• Written problem: Give back the records below exactly, every one, with no pictures.
-- begin --
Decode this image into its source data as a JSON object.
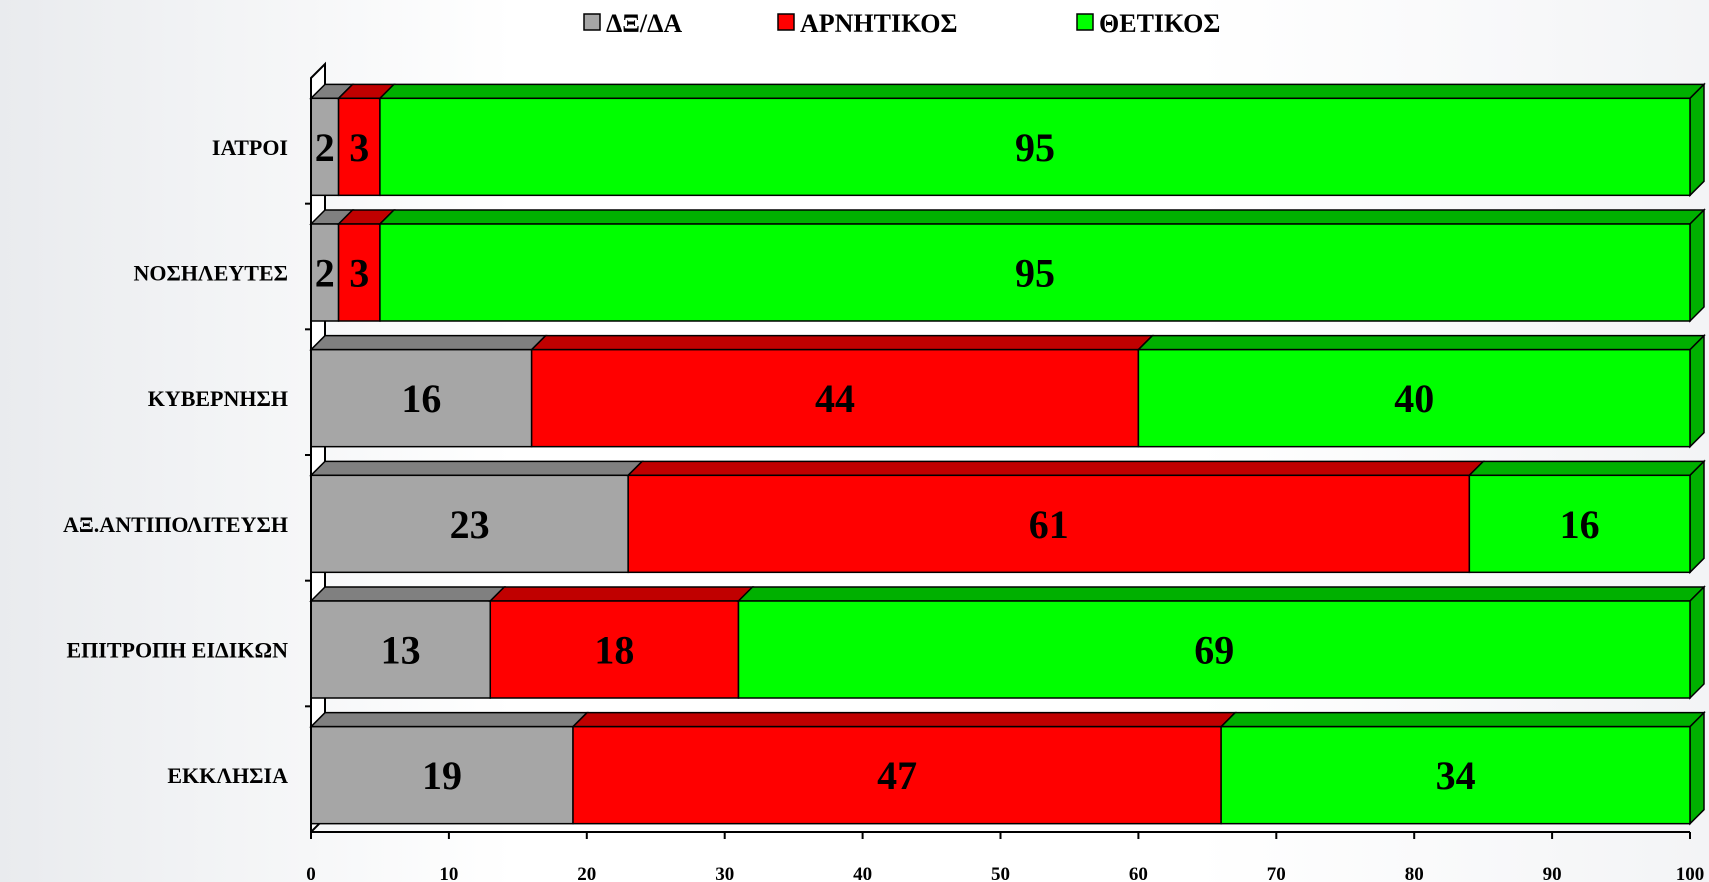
{
  "chart_data": {
    "type": "bar",
    "orientation": "horizontal",
    "stacked": true,
    "categories": [
      "ΙΑΤΡΟΙ",
      "ΝΟΣΗΛΕΥΤΕΣ",
      "ΚΥΒΕΡΝΗΣΗ",
      "ΑΞ.ΑΝΤΙΠΟΛΙΤΕΥΣΗ",
      "ΕΠΙΤΡΟΠΗ ΕΙΔΙΚΩΝ",
      "ΕΚΚΛΗΣΙΑ"
    ],
    "series": [
      {
        "name": "ΔΞ/ΔΑ",
        "color": "#a6a6a6",
        "top_color": "#808080",
        "values": [
          2,
          2,
          16,
          23,
          13,
          19
        ]
      },
      {
        "name": "ΑΡΝΗΤΙΚΟΣ",
        "color": "#ff0000",
        "top_color": "#c00000",
        "values": [
          3,
          3,
          44,
          61,
          18,
          47
        ]
      },
      {
        "name": "ΘΕΤΙΚΟΣ",
        "color": "#00ff00",
        "top_color": "#00b000",
        "values": [
          95,
          95,
          40,
          16,
          69,
          34
        ]
      }
    ],
    "xlim": [
      0,
      100
    ],
    "xticks": [
      0,
      10,
      20,
      30,
      40,
      50,
      60,
      70,
      80,
      90,
      100
    ],
    "legend": "top",
    "grid": false,
    "data_labels": true,
    "style": "3d"
  }
}
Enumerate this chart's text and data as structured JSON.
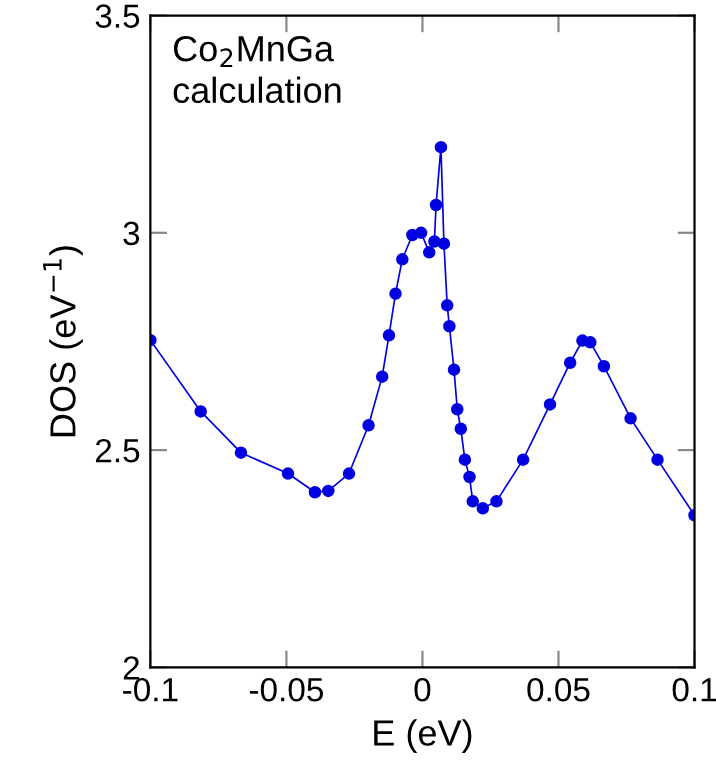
{
  "chart_data": {
    "type": "line",
    "xlabel": "E (eV)",
    "ylabel": "DOS (eV$^{−1}$)",
    "annotations": [
      "Co$_{2}$MnGa\ncalculation"
    ],
    "x": [
      -0.1,
      -0.0815,
      -0.0667,
      -0.0494,
      -0.0395,
      -0.0346,
      -0.027,
      -0.0198,
      -0.0148,
      -0.0123,
      -0.0099,
      -0.0074,
      -0.0037,
      -0.0005,
      0.0025,
      0.0044,
      0.005,
      0.0068,
      0.0079,
      0.0091,
      0.0099,
      0.0116,
      0.0128,
      0.0141,
      0.0156,
      0.0173,
      0.0185,
      0.0222,
      0.0272,
      0.037,
      0.0469,
      0.0543,
      0.0588,
      0.0617,
      0.0667,
      0.0765,
      0.0864,
      0.1
    ],
    "series": [
      {
        "color": "#0000e0",
        "values": [
          2.753,
          2.589,
          2.494,
          2.446,
          2.403,
          2.406,
          2.446,
          2.557,
          2.669,
          2.764,
          2.86,
          2.939,
          2.995,
          3.0,
          2.955,
          2.98,
          3.064,
          3.197,
          2.975,
          2.833,
          2.785,
          2.685,
          2.594,
          2.549,
          2.478,
          2.438,
          2.382,
          2.366,
          2.382,
          2.478,
          2.605,
          2.701,
          2.752,
          2.748,
          2.693,
          2.573,
          2.478,
          2.35
        ]
      }
    ],
    "xlim": [
      -0.1,
      0.1
    ],
    "xticks": [
      -0.1,
      -0.05,
      0,
      0.05,
      0.1
    ],
    "ylim": [
      2,
      3.5
    ],
    "yticks": [
      2,
      2.5,
      3,
      3.5
    ],
    "marker": "circle",
    "line_style": "solid",
    "grid": false,
    "legend": false
  }
}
-- end --
• Exercise answer:
Decode this image into its source data as a JSON object.
{
  "chart_data": {
    "type": "bar",
    "orientation": "horizontal",
    "stacked": true,
    "categories": [
      "ΙΑΤΡΟΙ",
      "ΝΟΣΗΛΕΥΤΕΣ",
      "ΚΥΒΕΡΝΗΣΗ",
      "ΑΞ.ΑΝΤΙΠΟΛΙΤΕΥΣΗ",
      "ΕΠΙΤΡΟΠΗ ΕΙΔΙΚΩΝ",
      "ΕΚΚΛΗΣΙΑ"
    ],
    "series": [
      {
        "name": "ΔΞ/ΔΑ",
        "color": "#a6a6a6",
        "top_color": "#808080",
        "values": [
          2,
          2,
          16,
          23,
          13,
          19
        ]
      },
      {
        "name": "ΑΡΝΗΤΙΚΟΣ",
        "color": "#ff0000",
        "top_color": "#c00000",
        "values": [
          3,
          3,
          44,
          61,
          18,
          47
        ]
      },
      {
        "name": "ΘΕΤΙΚΟΣ",
        "color": "#00ff00",
        "top_color": "#00b000",
        "values": [
          95,
          95,
          40,
          16,
          69,
          34
        ]
      }
    ],
    "xlim": [
      0,
      100
    ],
    "xticks": [
      0,
      10,
      20,
      30,
      40,
      50,
      60,
      70,
      80,
      90,
      100
    ],
    "legend": "top",
    "grid": false,
    "data_labels": true,
    "style": "3d"
  }
}
Enumerate this chart's text and data as structured JSON.
{
  "chart_data": {
    "type": "line",
    "xlabel": "E (eV)",
    "ylabel": "DOS (eV$^{−1}$)",
    "annotations": [
      "Co$_{2}$MnGa\ncalculation"
    ],
    "x": [
      -0.1,
      -0.0815,
      -0.0667,
      -0.0494,
      -0.0395,
      -0.0346,
      -0.027,
      -0.0198,
      -0.0148,
      -0.0123,
      -0.0099,
      -0.0074,
      -0.0037,
      -0.0005,
      0.0025,
      0.0044,
      0.005,
      0.0068,
      0.0079,
      0.0091,
      0.0099,
      0.0116,
      0.0128,
      0.0141,
      0.0156,
      0.0173,
      0.0185,
      0.0222,
      0.0272,
      0.037,
      0.0469,
      0.0543,
      0.0588,
      0.0617,
      0.0667,
      0.0765,
      0.0864,
      0.1
    ],
    "series": [
      {
        "color": "#0000e0",
        "values": [
          2.753,
          2.589,
          2.494,
          2.446,
          2.403,
          2.406,
          2.446,
          2.557,
          2.669,
          2.764,
          2.86,
          2.939,
          2.995,
          3.0,
          2.955,
          2.98,
          3.064,
          3.197,
          2.975,
          2.833,
          2.785,
          2.685,
          2.594,
          2.549,
          2.478,
          2.438,
          2.382,
          2.366,
          2.382,
          2.478,
          2.605,
          2.701,
          2.752,
          2.748,
          2.693,
          2.573,
          2.478,
          2.35
        ]
      }
    ],
    "xlim": [
      -0.1,
      0.1
    ],
    "xticks": [
      -0.1,
      -0.05,
      0,
      0.05,
      0.1
    ],
    "ylim": [
      2,
      3.5
    ],
    "yticks": [
      2,
      2.5,
      3,
      3.5
    ],
    "marker": "circle",
    "line_style": "solid",
    "grid": false,
    "legend": false
  }
}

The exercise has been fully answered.